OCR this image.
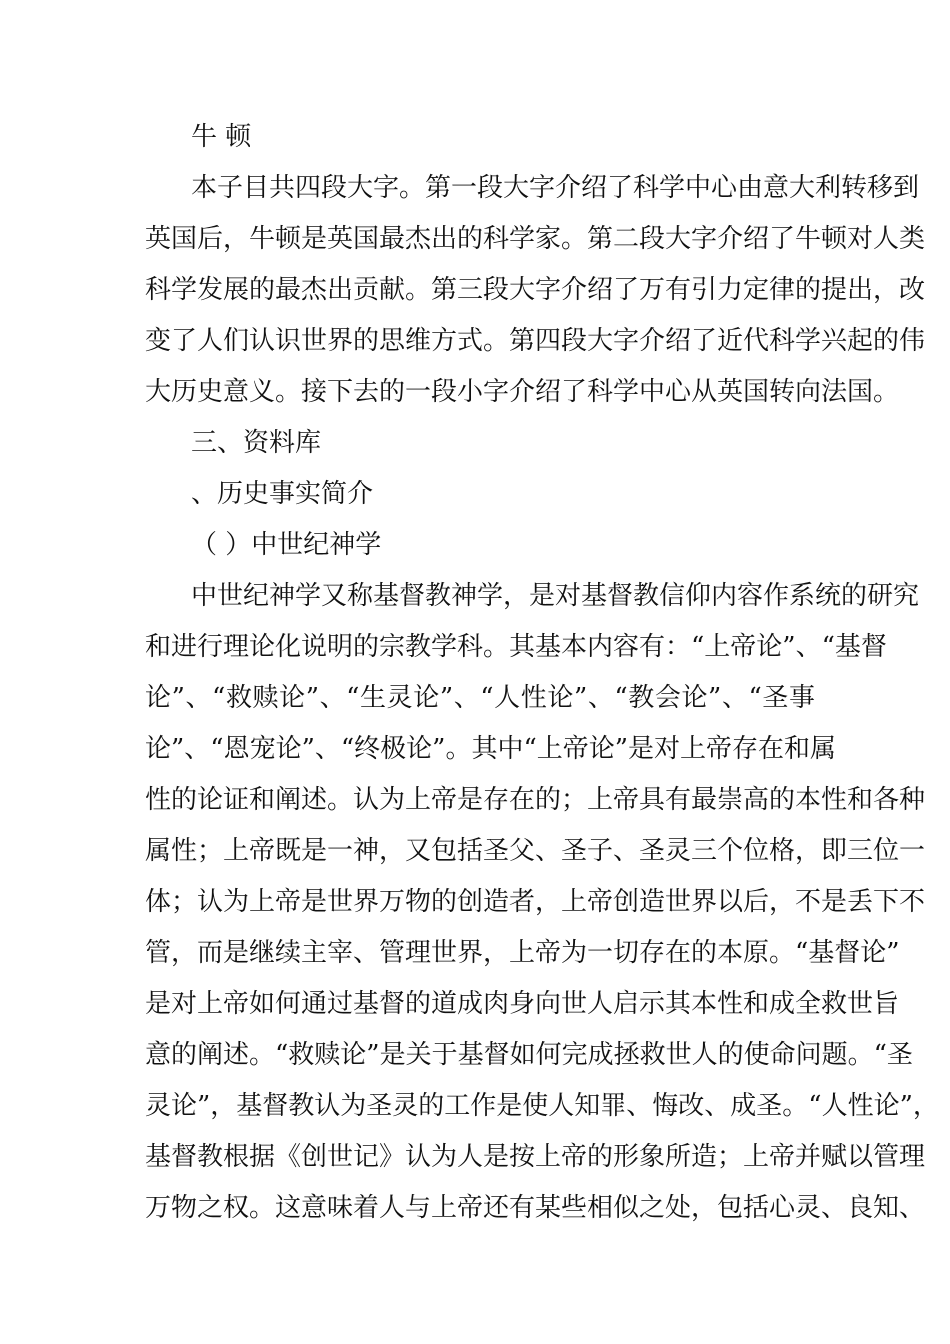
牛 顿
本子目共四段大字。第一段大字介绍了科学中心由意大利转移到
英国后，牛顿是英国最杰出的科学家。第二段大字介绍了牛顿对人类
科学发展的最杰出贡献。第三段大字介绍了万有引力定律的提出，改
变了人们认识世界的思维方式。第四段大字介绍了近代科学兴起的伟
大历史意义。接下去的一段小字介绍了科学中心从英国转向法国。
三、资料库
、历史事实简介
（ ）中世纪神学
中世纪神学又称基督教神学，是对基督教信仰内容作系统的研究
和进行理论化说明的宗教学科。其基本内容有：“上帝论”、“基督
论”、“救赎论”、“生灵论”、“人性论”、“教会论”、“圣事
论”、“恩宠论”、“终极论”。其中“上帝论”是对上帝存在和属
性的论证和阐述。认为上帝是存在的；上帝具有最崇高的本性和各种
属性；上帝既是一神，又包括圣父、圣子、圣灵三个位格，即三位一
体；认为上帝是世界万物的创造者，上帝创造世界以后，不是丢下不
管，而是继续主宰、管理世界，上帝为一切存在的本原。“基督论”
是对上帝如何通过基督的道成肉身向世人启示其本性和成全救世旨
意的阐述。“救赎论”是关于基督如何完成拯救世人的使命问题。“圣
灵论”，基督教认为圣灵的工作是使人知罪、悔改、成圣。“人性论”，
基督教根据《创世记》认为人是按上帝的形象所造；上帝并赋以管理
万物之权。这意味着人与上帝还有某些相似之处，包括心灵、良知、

* * *

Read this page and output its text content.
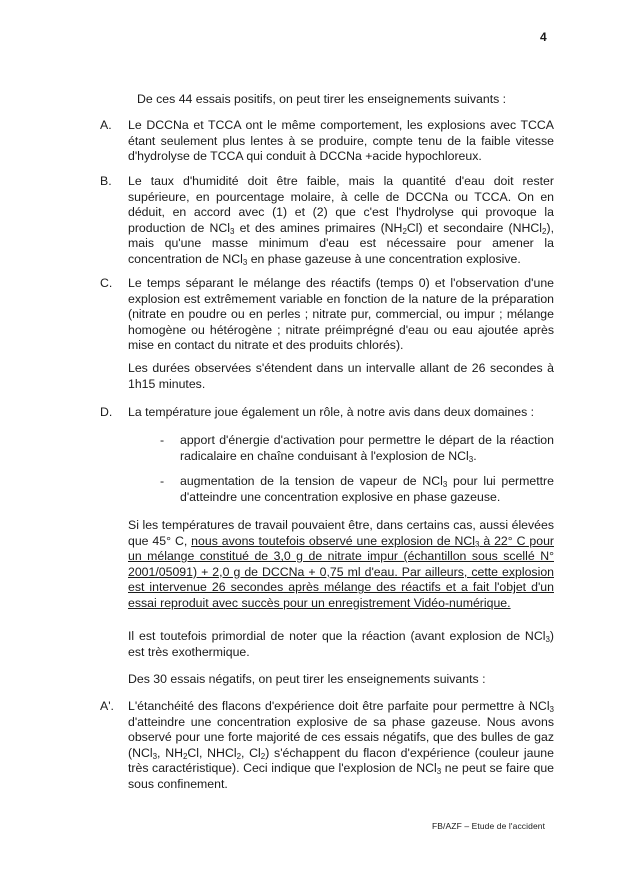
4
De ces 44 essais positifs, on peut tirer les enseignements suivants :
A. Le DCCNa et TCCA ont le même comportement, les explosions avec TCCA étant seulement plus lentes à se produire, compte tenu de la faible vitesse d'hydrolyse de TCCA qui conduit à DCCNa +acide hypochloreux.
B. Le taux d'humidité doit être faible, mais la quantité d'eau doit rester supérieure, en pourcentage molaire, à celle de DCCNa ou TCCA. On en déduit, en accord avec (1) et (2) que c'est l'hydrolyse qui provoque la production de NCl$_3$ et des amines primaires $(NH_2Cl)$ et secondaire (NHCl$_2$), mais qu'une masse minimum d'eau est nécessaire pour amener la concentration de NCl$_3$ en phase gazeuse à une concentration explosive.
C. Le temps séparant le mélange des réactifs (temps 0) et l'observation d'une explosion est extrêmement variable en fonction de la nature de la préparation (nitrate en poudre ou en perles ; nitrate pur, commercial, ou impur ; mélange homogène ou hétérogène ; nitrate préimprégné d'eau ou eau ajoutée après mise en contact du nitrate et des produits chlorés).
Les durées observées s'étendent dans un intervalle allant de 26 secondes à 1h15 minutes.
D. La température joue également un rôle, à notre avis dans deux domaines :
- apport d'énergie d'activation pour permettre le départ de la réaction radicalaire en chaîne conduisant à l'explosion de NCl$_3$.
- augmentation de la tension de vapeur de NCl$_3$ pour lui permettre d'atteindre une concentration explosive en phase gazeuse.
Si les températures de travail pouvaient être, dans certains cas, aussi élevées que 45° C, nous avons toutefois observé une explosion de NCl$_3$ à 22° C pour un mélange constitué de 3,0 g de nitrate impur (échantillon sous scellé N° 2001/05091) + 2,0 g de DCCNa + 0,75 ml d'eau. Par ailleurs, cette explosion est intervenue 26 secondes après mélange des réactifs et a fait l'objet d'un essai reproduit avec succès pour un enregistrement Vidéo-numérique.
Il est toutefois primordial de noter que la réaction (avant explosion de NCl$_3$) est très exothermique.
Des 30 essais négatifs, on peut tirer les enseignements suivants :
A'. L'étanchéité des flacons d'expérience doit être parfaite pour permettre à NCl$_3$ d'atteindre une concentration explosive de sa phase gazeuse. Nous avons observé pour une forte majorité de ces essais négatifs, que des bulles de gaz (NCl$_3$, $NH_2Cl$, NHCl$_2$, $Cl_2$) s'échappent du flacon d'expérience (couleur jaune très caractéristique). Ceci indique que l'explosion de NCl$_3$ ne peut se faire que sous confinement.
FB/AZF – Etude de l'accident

...

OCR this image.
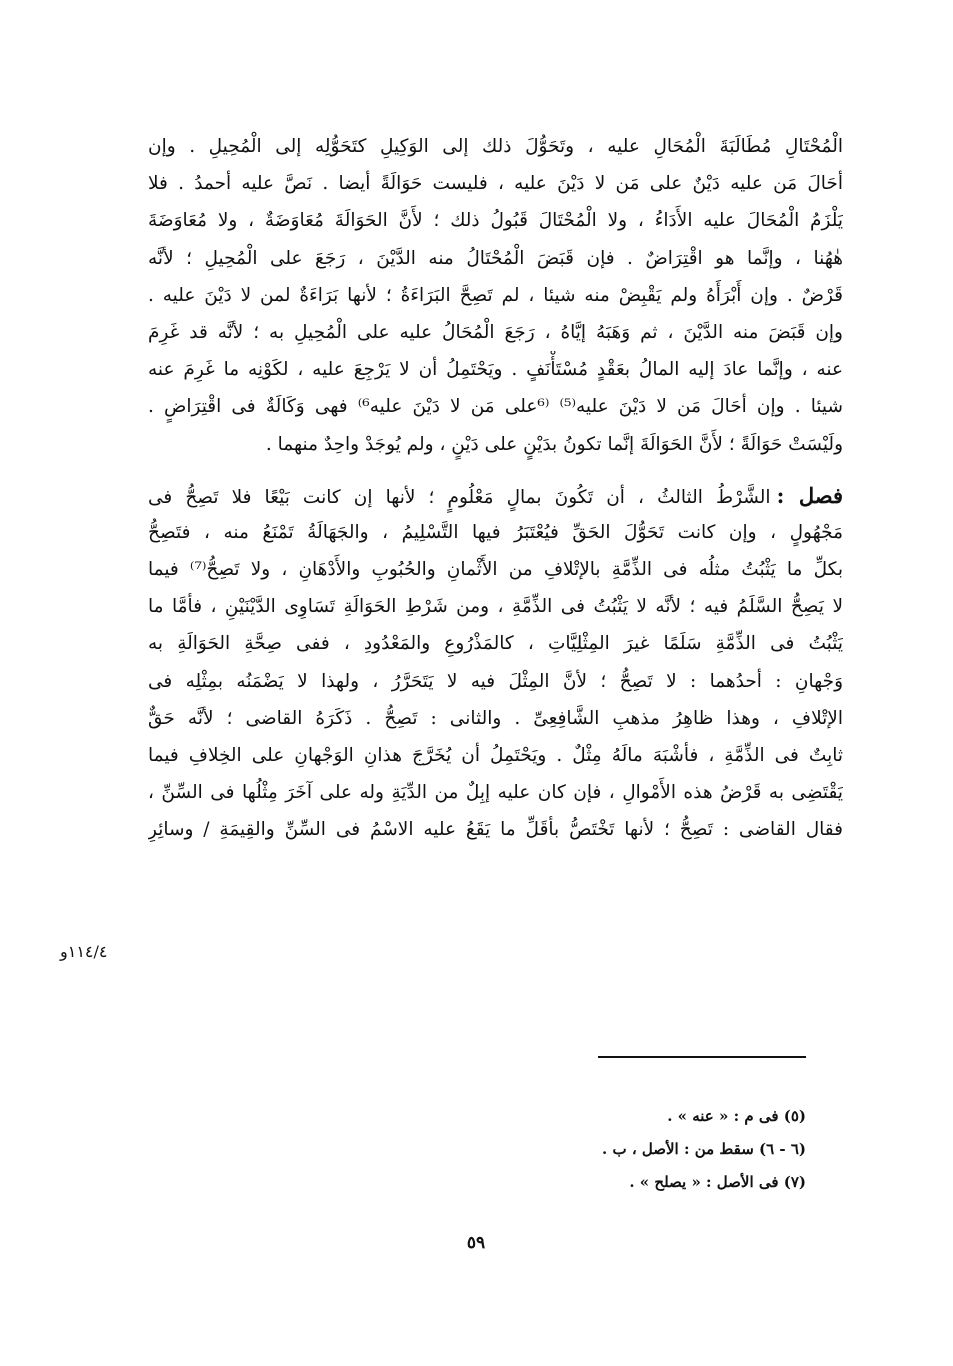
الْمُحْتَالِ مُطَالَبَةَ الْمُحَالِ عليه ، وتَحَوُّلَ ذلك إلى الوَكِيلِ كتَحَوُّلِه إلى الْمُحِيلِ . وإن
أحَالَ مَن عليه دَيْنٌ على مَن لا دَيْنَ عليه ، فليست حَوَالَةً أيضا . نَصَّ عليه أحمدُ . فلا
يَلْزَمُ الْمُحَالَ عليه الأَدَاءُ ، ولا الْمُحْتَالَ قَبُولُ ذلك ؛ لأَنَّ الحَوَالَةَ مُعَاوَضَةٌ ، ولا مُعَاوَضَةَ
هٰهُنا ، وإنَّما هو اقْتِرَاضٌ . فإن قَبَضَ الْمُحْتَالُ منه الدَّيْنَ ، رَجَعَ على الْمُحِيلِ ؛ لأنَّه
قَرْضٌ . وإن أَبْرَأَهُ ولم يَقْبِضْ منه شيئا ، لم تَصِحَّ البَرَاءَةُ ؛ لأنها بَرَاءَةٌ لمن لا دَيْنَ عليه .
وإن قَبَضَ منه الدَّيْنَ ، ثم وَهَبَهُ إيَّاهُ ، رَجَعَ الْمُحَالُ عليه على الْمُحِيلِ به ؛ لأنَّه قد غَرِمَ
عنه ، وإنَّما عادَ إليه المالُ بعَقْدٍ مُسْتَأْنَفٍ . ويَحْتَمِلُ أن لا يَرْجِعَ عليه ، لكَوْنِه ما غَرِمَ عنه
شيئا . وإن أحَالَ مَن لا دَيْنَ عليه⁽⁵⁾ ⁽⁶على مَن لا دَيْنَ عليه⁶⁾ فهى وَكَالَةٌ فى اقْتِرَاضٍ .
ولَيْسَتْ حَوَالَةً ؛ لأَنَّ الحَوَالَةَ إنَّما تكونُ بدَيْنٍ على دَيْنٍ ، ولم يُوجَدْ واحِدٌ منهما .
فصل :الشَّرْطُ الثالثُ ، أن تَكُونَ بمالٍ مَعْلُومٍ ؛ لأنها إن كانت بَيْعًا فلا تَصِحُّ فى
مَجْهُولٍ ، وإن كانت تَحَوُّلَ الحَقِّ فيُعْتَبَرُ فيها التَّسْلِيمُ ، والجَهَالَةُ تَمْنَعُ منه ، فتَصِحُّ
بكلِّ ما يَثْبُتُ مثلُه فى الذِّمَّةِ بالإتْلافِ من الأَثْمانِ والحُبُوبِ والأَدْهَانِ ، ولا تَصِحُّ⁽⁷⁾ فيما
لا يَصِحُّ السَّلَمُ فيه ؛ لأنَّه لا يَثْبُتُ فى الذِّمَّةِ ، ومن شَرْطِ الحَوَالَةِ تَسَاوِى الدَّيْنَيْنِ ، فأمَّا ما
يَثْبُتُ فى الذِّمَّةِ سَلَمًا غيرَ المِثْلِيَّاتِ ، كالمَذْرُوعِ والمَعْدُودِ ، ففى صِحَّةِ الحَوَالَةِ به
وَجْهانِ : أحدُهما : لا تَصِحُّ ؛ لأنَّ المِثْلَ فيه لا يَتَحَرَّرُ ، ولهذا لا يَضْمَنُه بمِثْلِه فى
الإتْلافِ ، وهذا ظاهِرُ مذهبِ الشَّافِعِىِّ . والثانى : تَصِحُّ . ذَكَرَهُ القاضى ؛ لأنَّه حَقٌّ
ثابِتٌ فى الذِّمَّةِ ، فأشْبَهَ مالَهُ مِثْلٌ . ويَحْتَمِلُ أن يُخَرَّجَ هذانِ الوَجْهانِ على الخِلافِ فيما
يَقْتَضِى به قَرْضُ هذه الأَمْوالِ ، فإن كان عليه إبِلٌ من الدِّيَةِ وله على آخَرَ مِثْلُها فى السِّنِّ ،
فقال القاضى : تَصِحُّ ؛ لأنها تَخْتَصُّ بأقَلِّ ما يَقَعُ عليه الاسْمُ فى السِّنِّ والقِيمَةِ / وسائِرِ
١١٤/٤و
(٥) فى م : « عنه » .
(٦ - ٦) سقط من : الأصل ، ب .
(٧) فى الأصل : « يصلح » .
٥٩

◆ **Given instruction**:
List every line above that contains the word "enseignements".

◆ **The response**:
De ces 44 essais positifs, on peut tirer les enseignements suivants :
Des 30 essais négatifs, on peut tirer les enseignements suivants :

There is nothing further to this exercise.